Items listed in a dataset

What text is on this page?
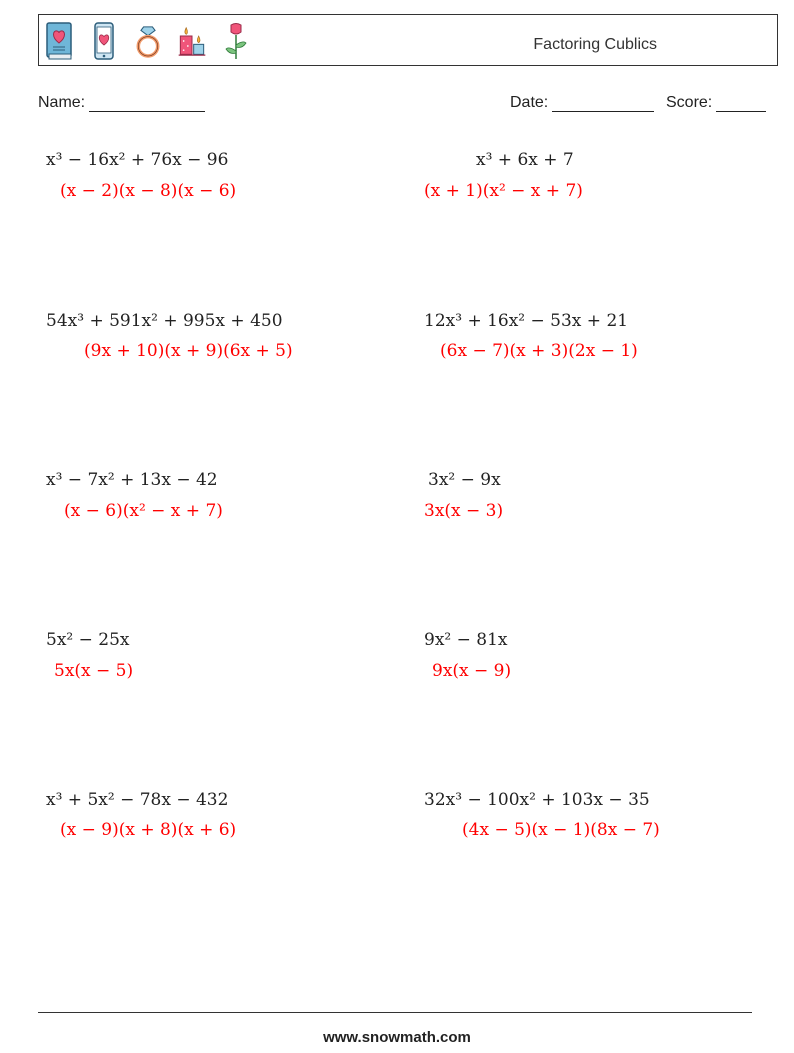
Factoring Cublics
Name:	Date:	Score:
x³ − 16x² + 76x − 96
(x − 2)(x − 8)(x − 6)
x³ + 6x + 7
(x + 1)(x² − x + 7)
54x³ + 591x² + 995x + 450
(9x + 10)(x + 9)(6x + 5)
12x³ + 16x² − 53x + 21
(6x − 7)(x + 3)(2x − 1)
x³ − 7x² + 13x − 42
(x − 6)(x² − x + 7)
3x² − 9x
3x(x − 3)
5x² − 25x
5x(x − 5)
9x² − 81x
9x(x − 9)
x³ + 5x² − 78x − 432
(x − 9)(x + 8)(x + 6)
32x³ − 100x² + 103x − 35
(4x − 5)(x − 1)(8x − 7)
www.snowmath.com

TASK DESCRIPTION: Every line above should be repeated exactly; pictures stay out of the copy.

THE REPLY:
What text is on this page?
Factoring Cublics
Name:	Date:	Score:
x³ − 16x² + 76x − 96
(x − 2)(x − 8)(x − 6)
x³ + 6x + 7
(x + 1)(x² − x + 7)
54x³ + 591x² + 995x + 450
(9x + 10)(x + 9)(6x + 5)
12x³ + 16x² − 53x + 21
(6x − 7)(x + 3)(2x − 1)
x³ − 7x² + 13x − 42
(x − 6)(x² − x + 7)
3x² − 9x
3x(x − 3)
5x² − 25x
5x(x − 5)
9x² − 81x
9x(x − 9)
x³ + 5x² − 78x − 432
(x − 9)(x + 8)(x + 6)
32x³ − 100x² + 103x − 35
(4x − 5)(x − 1)(8x − 7)
www.snowmath.com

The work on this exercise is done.